■ **Task details**
Return all the entries exactly, keeping pictures out.

■ **Stored rows**
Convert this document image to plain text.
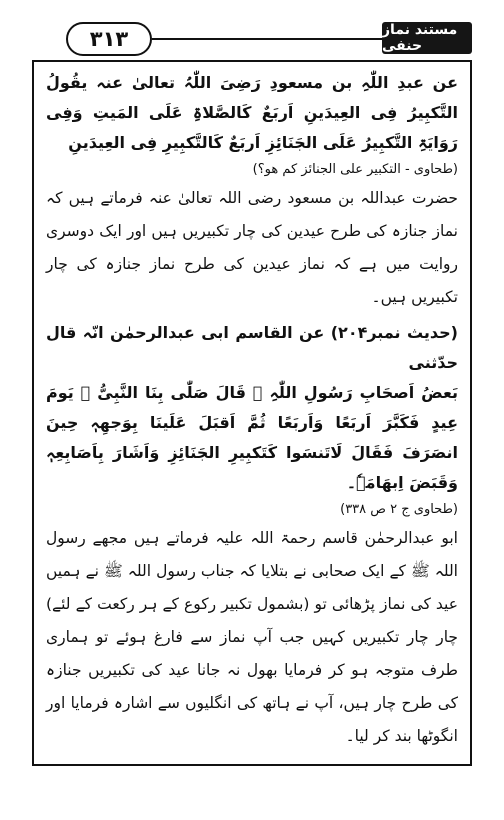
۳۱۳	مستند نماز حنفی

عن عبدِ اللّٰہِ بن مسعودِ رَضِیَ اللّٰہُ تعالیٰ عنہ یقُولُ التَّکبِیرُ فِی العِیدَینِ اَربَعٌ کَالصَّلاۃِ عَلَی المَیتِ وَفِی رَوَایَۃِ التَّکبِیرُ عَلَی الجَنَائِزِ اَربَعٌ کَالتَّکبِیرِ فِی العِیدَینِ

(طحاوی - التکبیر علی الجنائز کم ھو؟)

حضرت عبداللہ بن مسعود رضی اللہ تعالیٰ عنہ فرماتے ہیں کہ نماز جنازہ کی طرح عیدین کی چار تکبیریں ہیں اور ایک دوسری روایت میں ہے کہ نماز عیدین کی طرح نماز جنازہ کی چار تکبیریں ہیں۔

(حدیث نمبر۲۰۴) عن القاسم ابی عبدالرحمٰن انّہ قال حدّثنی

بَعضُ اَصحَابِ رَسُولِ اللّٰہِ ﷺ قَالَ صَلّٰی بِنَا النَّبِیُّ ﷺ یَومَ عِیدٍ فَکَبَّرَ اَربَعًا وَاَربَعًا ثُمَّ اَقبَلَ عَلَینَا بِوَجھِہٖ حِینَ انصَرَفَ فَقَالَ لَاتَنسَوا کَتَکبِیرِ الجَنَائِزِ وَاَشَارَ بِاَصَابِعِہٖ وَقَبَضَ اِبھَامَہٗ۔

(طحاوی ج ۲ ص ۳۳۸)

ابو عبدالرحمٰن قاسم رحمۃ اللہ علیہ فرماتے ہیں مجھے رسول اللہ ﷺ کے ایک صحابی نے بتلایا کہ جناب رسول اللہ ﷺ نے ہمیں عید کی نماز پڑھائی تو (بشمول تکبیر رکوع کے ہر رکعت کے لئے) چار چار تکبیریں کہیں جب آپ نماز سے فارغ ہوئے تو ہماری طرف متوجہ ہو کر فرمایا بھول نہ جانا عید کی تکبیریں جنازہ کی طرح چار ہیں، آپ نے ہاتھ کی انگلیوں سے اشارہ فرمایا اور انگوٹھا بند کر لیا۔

■ **Task response**
Convert this document image to plain text.
۳۱۳	مستند نماز حنفی

عن عبدِ اللّٰہِ بن مسعودِ رَضِیَ اللّٰہُ تعالیٰ عنہ یقُولُ التَّکبِیرُ فِی العِیدَینِ اَربَعٌ کَالصَّلاۃِ عَلَی المَیتِ وَفِی رَوَایَۃِ التَّکبِیرُ عَلَی الجَنَائِزِ اَربَعٌ کَالتَّکبِیرِ فِی العِیدَینِ

(طحاوی - التکبیر علی الجنائز کم ھو؟)

حضرت عبداللہ بن مسعود رضی اللہ تعالیٰ عنہ فرماتے ہیں کہ نماز جنازہ کی طرح عیدین کی چار تکبیریں ہیں اور ایک دوسری روایت میں ہے کہ نماز عیدین کی طرح نماز جنازہ کی چار تکبیریں ہیں۔

(حدیث نمبر۲۰۴) عن القاسم ابی عبدالرحمٰن انّہ قال حدّثنی

بَعضُ اَصحَابِ رَسُولِ اللّٰہِ ﷺ قَالَ صَلّٰی بِنَا النَّبِیُّ ﷺ یَومَ عِیدٍ فَکَبَّرَ اَربَعًا وَاَربَعًا ثُمَّ اَقبَلَ عَلَینَا بِوَجھِہٖ حِینَ انصَرَفَ فَقَالَ لَاتَنسَوا کَتَکبِیرِ الجَنَائِزِ وَاَشَارَ بِاَصَابِعِہٖ وَقَبَضَ اِبھَامَہٗ۔

(طحاوی ج ۲ ص ۳۳۸)

ابو عبدالرحمٰن قاسم رحمۃ اللہ علیہ فرماتے ہیں مجھے رسول اللہ ﷺ کے ایک صحابی نے بتلایا کہ جناب رسول اللہ ﷺ نے ہمیں عید کی نماز پڑھائی تو (بشمول تکبیر رکوع کے ہر رکعت کے لئے) چار چار تکبیریں کہیں جب آپ نماز سے فارغ ہوئے تو ہماری طرف متوجہ ہو کر فرمایا بھول نہ جانا عید کی تکبیریں جنازہ کی طرح چار ہیں، آپ نے ہاتھ کی انگلیوں سے اشارہ فرمایا اور انگوٹھا بند کر لیا۔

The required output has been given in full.